◆ **Set problem**: Below are some entries. Copy each line that holds the string "výboru".

◆ **Data shown**:
* * *

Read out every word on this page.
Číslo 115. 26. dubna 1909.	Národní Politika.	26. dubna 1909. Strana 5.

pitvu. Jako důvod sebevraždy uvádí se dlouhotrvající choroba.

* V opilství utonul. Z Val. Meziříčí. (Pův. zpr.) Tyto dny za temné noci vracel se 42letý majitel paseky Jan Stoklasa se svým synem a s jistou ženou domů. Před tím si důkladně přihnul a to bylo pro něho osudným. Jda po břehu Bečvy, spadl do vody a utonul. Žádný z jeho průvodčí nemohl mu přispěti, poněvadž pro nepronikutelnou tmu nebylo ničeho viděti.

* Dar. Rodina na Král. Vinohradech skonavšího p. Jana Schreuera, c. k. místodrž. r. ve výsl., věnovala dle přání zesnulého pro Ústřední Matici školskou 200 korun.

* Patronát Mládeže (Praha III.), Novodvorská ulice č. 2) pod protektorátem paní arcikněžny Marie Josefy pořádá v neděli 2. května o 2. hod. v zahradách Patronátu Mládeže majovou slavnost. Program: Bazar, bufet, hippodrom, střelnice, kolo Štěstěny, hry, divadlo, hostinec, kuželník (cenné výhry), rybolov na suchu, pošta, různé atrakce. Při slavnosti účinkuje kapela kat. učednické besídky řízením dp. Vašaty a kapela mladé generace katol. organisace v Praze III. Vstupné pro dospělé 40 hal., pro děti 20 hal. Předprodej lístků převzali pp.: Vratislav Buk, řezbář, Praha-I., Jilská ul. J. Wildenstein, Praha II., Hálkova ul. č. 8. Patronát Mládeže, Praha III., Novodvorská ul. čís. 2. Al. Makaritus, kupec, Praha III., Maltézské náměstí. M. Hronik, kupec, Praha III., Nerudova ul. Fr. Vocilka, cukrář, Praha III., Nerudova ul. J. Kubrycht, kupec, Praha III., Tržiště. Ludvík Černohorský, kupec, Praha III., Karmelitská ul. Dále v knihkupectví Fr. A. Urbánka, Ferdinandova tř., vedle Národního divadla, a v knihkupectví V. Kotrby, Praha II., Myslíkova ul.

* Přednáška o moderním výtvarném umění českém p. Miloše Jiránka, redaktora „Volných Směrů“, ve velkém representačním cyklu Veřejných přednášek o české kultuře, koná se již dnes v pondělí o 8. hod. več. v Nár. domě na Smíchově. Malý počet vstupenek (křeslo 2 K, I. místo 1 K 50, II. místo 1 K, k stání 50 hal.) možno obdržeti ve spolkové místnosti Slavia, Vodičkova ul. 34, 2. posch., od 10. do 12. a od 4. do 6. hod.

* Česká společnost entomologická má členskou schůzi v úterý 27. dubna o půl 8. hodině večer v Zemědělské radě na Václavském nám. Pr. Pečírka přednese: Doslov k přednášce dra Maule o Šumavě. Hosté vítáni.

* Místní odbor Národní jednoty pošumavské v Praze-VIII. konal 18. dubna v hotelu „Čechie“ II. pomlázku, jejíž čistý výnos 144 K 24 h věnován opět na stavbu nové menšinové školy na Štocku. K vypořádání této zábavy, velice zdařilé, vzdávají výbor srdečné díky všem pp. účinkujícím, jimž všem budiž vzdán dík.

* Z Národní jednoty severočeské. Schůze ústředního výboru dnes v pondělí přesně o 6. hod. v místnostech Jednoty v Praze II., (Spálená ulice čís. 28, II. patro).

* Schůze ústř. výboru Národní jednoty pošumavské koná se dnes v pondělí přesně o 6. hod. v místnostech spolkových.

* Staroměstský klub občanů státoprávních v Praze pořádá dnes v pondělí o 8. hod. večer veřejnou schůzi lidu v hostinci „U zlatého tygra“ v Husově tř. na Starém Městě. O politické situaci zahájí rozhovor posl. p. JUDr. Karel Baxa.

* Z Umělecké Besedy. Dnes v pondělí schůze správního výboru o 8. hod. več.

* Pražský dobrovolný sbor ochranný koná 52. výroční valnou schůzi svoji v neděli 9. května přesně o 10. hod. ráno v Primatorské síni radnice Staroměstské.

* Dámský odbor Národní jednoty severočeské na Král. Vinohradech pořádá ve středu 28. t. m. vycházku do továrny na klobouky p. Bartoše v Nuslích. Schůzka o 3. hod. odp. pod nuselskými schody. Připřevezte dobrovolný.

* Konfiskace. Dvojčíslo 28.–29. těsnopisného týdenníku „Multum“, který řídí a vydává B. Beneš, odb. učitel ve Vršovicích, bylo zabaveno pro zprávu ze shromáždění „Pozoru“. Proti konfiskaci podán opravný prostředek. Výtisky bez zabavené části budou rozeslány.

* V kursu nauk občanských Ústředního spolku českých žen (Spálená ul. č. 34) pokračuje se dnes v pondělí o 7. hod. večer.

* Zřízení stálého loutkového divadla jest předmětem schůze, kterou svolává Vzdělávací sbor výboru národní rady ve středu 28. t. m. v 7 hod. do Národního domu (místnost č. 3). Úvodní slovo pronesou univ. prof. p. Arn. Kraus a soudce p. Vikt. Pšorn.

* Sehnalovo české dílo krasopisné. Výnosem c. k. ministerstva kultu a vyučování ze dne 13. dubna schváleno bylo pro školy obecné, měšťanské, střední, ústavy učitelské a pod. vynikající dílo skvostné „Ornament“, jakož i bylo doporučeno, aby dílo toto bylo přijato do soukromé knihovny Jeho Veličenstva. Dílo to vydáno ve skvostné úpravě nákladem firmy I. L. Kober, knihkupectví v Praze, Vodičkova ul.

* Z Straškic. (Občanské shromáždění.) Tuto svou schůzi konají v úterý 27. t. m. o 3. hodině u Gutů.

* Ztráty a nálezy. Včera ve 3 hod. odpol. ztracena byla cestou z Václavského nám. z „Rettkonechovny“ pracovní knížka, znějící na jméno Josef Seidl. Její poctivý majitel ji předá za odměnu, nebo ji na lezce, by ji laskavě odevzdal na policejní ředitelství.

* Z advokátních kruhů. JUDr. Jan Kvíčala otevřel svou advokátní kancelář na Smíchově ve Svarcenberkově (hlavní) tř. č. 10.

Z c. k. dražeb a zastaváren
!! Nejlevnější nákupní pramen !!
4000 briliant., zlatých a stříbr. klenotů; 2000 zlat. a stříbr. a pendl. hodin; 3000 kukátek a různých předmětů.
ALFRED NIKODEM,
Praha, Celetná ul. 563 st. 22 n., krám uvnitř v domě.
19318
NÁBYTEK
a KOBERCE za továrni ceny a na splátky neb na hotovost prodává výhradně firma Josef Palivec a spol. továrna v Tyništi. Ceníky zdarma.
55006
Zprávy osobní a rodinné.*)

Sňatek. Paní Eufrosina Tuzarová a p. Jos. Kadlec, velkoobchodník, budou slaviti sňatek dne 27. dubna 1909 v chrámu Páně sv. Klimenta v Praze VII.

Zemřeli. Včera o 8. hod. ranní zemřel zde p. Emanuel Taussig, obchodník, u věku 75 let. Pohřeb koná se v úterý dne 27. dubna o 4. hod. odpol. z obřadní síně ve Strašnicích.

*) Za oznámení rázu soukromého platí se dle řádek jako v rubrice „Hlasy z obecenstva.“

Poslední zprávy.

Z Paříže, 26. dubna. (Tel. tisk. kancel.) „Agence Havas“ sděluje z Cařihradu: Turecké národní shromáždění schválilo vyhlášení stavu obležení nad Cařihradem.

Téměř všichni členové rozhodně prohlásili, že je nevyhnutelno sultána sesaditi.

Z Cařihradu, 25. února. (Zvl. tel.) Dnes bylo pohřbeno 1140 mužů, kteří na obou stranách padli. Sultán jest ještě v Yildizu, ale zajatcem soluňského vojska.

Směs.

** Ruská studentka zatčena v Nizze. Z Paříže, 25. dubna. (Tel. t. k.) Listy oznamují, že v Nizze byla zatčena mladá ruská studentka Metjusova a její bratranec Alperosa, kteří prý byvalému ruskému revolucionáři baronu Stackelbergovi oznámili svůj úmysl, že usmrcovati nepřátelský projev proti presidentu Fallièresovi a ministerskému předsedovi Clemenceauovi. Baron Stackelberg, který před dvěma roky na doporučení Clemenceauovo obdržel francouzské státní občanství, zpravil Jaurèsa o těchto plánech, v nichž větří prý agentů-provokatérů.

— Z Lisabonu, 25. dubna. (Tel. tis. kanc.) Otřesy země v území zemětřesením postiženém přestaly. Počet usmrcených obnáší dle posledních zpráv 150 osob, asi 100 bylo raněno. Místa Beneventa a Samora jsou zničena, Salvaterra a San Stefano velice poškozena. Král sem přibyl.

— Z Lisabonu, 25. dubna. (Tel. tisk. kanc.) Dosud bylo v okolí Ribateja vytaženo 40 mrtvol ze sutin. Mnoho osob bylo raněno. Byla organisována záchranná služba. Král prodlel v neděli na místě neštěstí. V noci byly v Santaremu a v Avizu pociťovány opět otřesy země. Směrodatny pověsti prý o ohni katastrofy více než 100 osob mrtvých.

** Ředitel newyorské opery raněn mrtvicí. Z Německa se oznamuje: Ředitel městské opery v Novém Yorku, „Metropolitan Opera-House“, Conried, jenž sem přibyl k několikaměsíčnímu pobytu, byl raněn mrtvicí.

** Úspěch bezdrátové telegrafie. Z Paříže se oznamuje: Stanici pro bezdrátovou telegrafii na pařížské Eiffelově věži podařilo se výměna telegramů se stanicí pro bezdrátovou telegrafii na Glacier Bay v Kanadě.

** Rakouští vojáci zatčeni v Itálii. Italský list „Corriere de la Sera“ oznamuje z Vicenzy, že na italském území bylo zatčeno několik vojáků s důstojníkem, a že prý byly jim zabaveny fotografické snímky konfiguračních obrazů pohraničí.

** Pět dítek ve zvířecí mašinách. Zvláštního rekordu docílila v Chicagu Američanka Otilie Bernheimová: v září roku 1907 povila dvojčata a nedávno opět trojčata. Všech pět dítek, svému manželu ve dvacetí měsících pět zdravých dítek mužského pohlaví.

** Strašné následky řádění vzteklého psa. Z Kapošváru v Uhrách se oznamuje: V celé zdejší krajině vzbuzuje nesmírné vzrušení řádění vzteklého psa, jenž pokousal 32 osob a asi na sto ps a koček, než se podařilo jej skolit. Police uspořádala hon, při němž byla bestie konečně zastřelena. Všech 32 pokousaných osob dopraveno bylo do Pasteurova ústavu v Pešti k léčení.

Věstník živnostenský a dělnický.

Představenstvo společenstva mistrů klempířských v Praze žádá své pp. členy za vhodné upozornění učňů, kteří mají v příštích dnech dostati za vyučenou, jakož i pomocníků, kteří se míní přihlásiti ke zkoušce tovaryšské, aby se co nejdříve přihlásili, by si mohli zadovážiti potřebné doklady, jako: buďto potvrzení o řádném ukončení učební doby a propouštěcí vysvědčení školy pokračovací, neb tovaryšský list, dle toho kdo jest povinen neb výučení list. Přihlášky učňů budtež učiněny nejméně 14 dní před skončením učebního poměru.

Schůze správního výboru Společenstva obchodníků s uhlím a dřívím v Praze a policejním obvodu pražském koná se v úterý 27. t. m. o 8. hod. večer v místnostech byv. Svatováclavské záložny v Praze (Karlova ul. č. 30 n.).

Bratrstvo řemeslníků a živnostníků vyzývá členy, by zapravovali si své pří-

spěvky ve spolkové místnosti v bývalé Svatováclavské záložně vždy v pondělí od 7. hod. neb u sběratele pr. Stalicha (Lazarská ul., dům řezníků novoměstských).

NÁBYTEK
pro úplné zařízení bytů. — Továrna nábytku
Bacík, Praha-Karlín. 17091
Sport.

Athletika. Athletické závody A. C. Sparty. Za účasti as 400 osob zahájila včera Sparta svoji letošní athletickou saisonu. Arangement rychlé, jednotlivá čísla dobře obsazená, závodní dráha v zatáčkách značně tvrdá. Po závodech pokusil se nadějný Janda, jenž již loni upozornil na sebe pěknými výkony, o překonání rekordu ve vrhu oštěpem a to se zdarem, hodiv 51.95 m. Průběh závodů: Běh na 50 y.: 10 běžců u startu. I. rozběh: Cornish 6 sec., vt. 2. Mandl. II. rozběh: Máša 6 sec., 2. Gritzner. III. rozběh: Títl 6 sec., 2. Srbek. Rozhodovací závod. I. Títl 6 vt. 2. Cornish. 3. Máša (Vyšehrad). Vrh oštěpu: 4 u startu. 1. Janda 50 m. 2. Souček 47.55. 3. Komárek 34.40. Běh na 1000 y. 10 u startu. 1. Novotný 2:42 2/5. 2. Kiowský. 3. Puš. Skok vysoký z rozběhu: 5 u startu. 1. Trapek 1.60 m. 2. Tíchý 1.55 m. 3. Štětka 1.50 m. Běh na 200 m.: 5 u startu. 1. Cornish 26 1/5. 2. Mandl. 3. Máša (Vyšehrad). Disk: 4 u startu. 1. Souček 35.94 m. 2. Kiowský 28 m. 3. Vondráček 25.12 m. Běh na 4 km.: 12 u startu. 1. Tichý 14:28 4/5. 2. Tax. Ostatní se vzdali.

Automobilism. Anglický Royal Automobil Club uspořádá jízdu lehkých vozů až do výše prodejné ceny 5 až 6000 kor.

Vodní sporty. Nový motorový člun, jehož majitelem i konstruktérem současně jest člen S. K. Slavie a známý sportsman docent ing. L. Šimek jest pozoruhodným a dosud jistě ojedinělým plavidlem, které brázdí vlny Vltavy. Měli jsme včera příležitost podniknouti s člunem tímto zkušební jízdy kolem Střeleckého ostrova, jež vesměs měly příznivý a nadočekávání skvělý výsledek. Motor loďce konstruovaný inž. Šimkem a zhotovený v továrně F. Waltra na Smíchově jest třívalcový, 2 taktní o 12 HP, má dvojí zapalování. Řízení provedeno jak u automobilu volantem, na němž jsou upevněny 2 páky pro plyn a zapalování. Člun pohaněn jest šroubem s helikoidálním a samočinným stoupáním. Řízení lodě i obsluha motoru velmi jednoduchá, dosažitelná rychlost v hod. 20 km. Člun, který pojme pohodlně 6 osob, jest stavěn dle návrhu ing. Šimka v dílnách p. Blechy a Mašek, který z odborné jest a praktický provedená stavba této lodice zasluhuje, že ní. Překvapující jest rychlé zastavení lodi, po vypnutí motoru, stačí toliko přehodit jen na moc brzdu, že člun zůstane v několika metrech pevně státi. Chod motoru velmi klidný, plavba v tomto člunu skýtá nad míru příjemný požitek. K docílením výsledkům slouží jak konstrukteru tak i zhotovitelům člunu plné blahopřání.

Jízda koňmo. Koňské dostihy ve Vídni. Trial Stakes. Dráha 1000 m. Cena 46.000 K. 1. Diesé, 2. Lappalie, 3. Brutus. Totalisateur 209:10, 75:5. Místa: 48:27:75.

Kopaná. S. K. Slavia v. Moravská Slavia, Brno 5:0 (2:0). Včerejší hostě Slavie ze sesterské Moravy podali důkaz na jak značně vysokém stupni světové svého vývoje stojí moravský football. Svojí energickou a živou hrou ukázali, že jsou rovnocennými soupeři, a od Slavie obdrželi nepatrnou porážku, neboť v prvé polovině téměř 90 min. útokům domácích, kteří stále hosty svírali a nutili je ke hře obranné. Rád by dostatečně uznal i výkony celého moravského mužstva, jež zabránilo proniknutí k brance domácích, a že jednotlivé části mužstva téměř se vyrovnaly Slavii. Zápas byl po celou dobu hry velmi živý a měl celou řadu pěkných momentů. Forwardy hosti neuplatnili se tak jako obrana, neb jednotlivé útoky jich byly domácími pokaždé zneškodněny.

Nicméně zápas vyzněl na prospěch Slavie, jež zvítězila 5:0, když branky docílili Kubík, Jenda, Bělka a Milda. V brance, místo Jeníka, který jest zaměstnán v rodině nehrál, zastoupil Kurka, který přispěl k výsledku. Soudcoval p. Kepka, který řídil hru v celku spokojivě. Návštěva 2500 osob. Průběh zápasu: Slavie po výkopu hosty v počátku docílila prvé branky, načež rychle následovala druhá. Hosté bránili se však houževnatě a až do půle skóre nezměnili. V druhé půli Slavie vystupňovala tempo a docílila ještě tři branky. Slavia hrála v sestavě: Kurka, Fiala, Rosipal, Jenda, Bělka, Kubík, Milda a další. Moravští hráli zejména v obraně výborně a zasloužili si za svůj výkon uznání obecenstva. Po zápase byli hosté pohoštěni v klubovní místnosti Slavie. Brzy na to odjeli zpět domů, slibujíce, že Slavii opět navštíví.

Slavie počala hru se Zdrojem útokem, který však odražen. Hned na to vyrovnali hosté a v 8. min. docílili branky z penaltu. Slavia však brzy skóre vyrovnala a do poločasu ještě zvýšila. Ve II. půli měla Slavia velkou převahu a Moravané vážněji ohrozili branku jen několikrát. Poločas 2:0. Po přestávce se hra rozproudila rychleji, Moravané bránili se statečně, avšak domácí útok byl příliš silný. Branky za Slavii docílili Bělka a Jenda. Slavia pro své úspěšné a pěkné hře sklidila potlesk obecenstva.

* * *

◆ **Task result**:
* Z Národní jednoty severočeské. Schůze ústředního výboru dnes v pondělí přesně o 6. hod. v místnostech Jednoty v Praze II., (Spálená ulice čís. 28, II. patro).
* Schůze ústř. výboru Národní jednoty pošumavské koná se dnes v pondělí přesně o 6. hod. v místnostech spolkových.
* Z Umělecké Besedy. Dnes v pondělí schůze správního výboru o 8. hod. več.
* Zřízení stálého loutkového divadla jest předmětem schůze, kterou svolává Vzdělávací sbor výboru národní rady ve středu 28. t. m. v 7 hod. do Národního domu (místnost č. 3). Úvodní slovo pronesou univ. prof. p. Arn. Kraus a soudce p. Vikt. Pšorn.
Schůze správního výboru Společenstva obchodníků s uhlím a dřívím v Praze a policejním obvodu pražském koná se v úterý 27. t. m. o 8. hod. večer v místnostech byv. Svatováclavské záložny v Praze (Karlova ul. č. 30 n.).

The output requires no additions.